Requirements
Copy out the lines below exactly as they appear, from the line containing "626, 267, 644]" down through the line containing "864, 237, 888]", both included, and nothing else.

Provided data
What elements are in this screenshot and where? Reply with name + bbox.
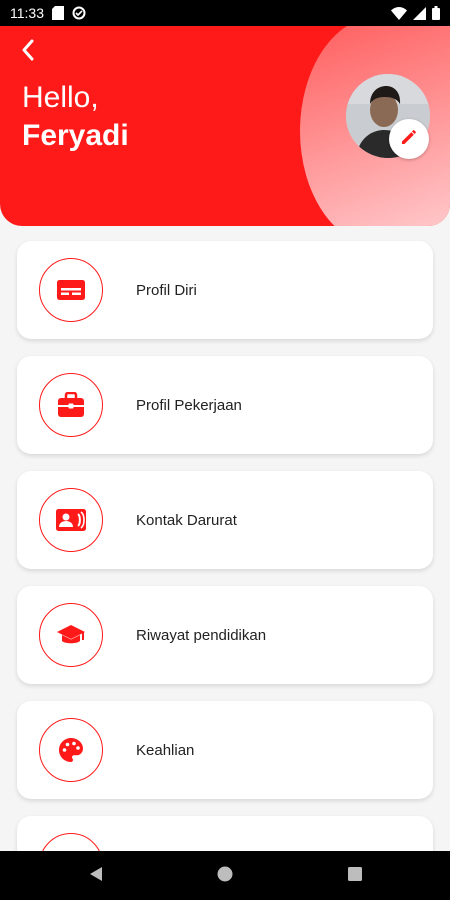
menu-item-label: Riwayat pendidikan	[136, 626, 267, 644]
id-card-icon	[39, 258, 103, 322]
status-bar: 11:33	[0, 0, 450, 26]
palette-icon	[39, 718, 103, 782]
menu-item-label: Profil Diri	[136, 281, 197, 299]
recents-square-icon	[348, 866, 362, 886]
menu-item-label: Profil Pekerjaan	[136, 396, 242, 414]
back-button[interactable]	[14, 38, 42, 66]
user-name: Feryadi	[22, 119, 129, 152]
menu-item-profil-pekerjaan[interactable]: Profil Pekerjaan	[17, 356, 433, 454]
chevron-left-icon	[21, 39, 35, 66]
nav-home-button[interactable]	[213, 864, 237, 888]
contact-phone-icon	[39, 488, 103, 552]
wifi-icon	[391, 6, 407, 20]
menu-item-label: Keahlian	[136, 741, 195, 759]
battery-icon	[432, 6, 440, 20]
home-circle-icon	[217, 866, 233, 887]
menu-item-riwayat-pendidikan[interactable]: Riwayat pendidikan	[17, 586, 433, 684]
menu-item-label: Kontak Darurat	[136, 511, 237, 529]
sync-icon	[72, 6, 86, 20]
nav-back-button[interactable]	[84, 864, 108, 888]
edit-avatar-button[interactable]	[389, 119, 429, 159]
signal-icon	[413, 6, 426, 20]
menu-item-profil-diri[interactable]: Profil Diri	[17, 241, 433, 339]
profile-header: Hello, Feryadi	[0, 26, 450, 226]
menu-item-kontak-darurat[interactable]: Kontak Darurat	[17, 471, 433, 569]
status-time: 11:33	[10, 5, 44, 21]
system-nav-bar	[0, 851, 450, 900]
sd-card-icon	[52, 6, 64, 20]
greeting-text: Hello,	[22, 81, 99, 114]
nav-recents-button[interactable]	[343, 864, 367, 888]
graduation-cap-icon	[39, 603, 103, 667]
briefcase-icon	[39, 373, 103, 437]
pencil-icon	[400, 128, 418, 151]
menu-item-keahlian[interactable]: Keahlian	[17, 701, 433, 799]
back-triangle-icon	[89, 866, 103, 887]
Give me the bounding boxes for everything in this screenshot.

The result
menu-item-label: Riwayat pendidikan	[136, 626, 267, 644]
id-card-icon	[39, 258, 103, 322]
status-bar: 11:33	[0, 0, 450, 26]
palette-icon	[39, 718, 103, 782]
menu-item-label: Profil Diri	[136, 281, 197, 299]
recents-square-icon	[348, 866, 362, 886]
menu-item-label: Profil Pekerjaan	[136, 396, 242, 414]
back-button[interactable]	[14, 38, 42, 66]
user-name: Feryadi	[22, 119, 129, 152]
menu-item-profil-pekerjaan[interactable]: Profil Pekerjaan	[17, 356, 433, 454]
chevron-left-icon	[21, 39, 35, 66]
nav-home-button[interactable]	[213, 864, 237, 888]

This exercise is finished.